**TASK INSTRUCTIONS**
Report how many lines of these entries hold the string "GOAL"; reply with the number alone.

**DATA PROVIDED**
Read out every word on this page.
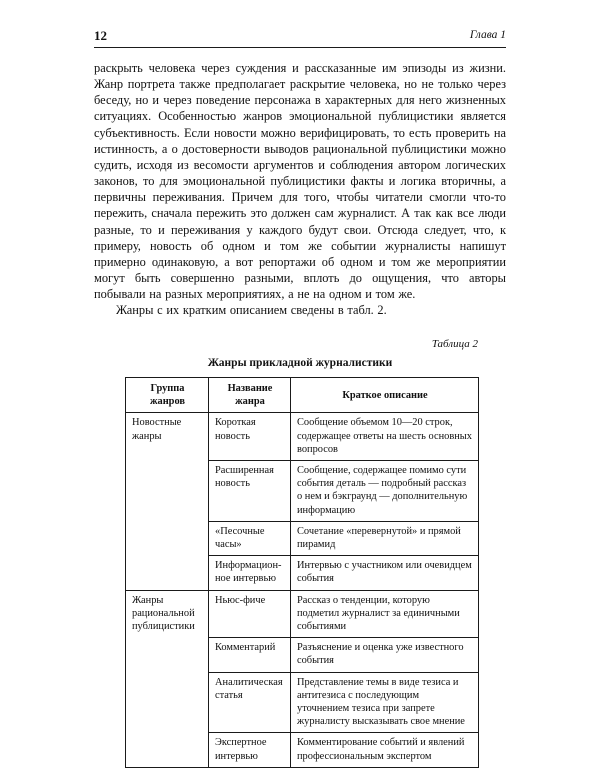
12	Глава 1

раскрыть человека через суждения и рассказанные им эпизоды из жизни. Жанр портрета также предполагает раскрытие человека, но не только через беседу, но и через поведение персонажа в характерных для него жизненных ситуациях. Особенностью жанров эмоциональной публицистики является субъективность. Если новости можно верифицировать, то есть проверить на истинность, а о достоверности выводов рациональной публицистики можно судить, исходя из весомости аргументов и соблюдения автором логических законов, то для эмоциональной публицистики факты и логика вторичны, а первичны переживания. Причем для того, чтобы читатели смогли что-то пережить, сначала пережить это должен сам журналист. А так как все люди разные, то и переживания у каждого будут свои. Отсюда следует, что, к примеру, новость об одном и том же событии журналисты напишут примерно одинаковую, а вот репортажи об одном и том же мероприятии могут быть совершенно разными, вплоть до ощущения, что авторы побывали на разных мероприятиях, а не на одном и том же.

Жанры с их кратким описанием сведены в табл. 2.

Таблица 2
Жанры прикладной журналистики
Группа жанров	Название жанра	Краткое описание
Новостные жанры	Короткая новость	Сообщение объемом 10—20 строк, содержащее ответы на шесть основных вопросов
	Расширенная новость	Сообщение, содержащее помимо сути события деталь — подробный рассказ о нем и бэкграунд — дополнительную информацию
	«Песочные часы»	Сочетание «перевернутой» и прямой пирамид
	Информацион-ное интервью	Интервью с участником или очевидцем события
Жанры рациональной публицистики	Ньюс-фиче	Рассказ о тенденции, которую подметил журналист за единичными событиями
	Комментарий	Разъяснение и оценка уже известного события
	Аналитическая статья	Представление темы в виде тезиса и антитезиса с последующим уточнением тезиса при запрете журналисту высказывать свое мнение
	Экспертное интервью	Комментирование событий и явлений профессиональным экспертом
* * *
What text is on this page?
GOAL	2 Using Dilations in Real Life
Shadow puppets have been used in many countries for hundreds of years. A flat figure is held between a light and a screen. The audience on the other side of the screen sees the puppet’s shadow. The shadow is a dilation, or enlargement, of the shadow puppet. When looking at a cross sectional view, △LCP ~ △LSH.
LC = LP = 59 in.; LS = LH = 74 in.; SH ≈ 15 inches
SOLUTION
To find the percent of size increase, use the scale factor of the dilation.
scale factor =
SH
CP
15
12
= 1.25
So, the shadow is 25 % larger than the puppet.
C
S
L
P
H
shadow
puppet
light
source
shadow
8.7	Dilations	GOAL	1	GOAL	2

**SOLVED PROBLEM**
2